## What to produce
Give only one thing: the number of lines that include the word "两个确保".

## Excerpted data
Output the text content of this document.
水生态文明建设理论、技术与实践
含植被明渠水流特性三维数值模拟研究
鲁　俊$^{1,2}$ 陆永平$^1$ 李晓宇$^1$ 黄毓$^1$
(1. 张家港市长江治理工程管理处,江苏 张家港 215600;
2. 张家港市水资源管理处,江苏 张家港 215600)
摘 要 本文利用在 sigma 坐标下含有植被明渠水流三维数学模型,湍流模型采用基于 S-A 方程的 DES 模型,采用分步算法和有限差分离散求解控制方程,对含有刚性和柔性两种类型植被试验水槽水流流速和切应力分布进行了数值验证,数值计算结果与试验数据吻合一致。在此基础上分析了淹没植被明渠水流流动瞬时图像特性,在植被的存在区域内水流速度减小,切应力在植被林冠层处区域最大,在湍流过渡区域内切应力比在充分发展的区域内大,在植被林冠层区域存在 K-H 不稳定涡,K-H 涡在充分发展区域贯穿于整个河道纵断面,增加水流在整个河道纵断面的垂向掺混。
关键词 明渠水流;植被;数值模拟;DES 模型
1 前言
...
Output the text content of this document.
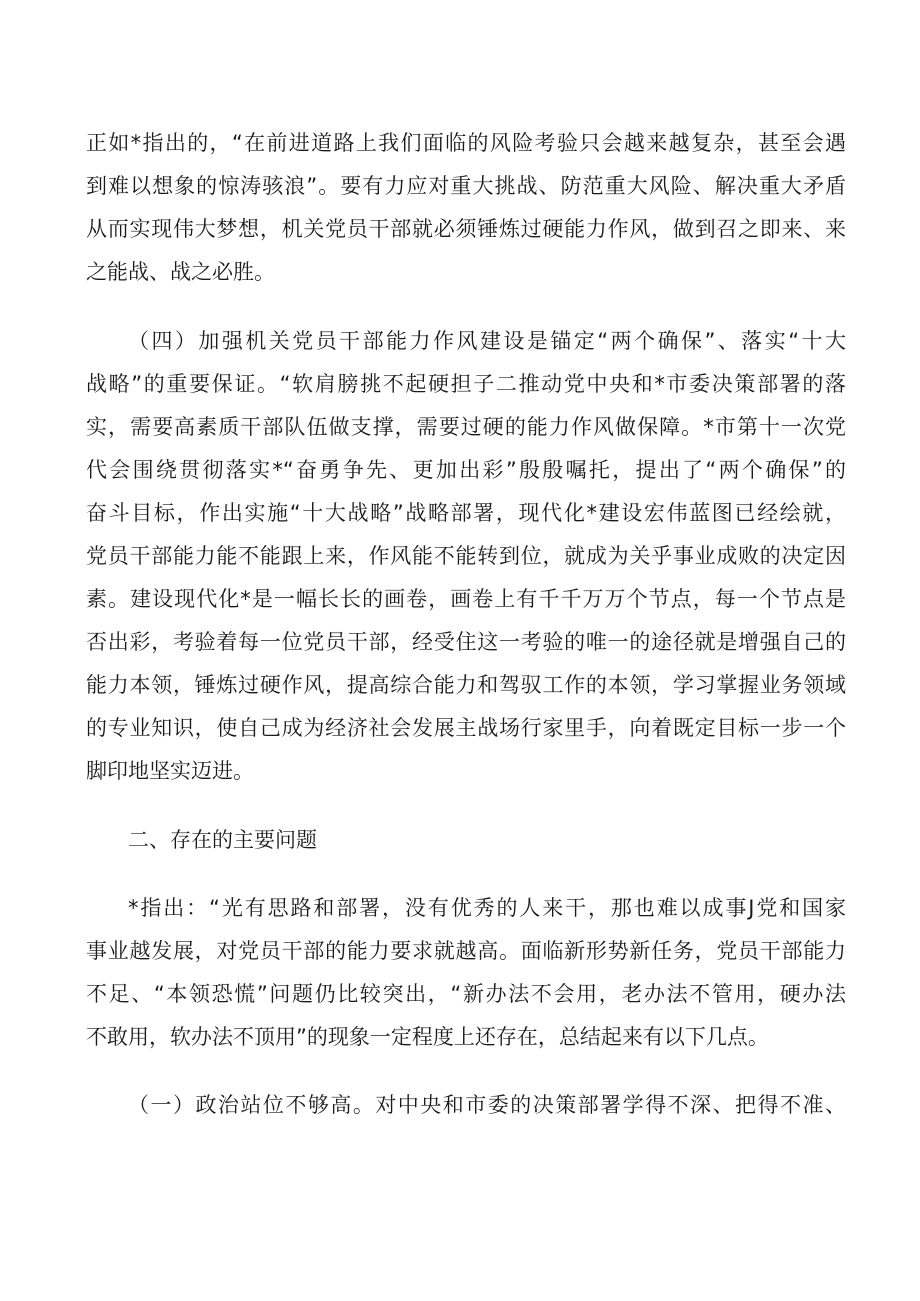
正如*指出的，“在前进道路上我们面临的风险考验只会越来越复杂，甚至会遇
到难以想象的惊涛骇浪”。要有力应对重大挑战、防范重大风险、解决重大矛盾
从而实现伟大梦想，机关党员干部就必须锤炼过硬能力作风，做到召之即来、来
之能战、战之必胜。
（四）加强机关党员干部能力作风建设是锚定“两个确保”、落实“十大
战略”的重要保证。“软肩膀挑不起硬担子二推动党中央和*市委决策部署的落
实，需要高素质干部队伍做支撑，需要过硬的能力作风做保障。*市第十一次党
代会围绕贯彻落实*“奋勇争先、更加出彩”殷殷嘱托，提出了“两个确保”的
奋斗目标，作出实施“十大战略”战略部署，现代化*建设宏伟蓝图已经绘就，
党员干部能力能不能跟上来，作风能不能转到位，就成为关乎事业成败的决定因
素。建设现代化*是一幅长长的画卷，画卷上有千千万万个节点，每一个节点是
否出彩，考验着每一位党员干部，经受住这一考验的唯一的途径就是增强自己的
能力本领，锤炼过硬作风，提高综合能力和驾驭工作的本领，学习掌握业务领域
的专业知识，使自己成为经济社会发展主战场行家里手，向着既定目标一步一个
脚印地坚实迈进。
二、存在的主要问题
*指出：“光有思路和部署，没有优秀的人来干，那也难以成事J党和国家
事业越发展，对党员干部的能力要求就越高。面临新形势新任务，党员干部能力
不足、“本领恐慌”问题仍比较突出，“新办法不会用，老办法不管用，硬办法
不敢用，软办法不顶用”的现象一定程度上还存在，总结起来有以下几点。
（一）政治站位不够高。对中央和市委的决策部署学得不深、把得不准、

## Answer to this exercise
2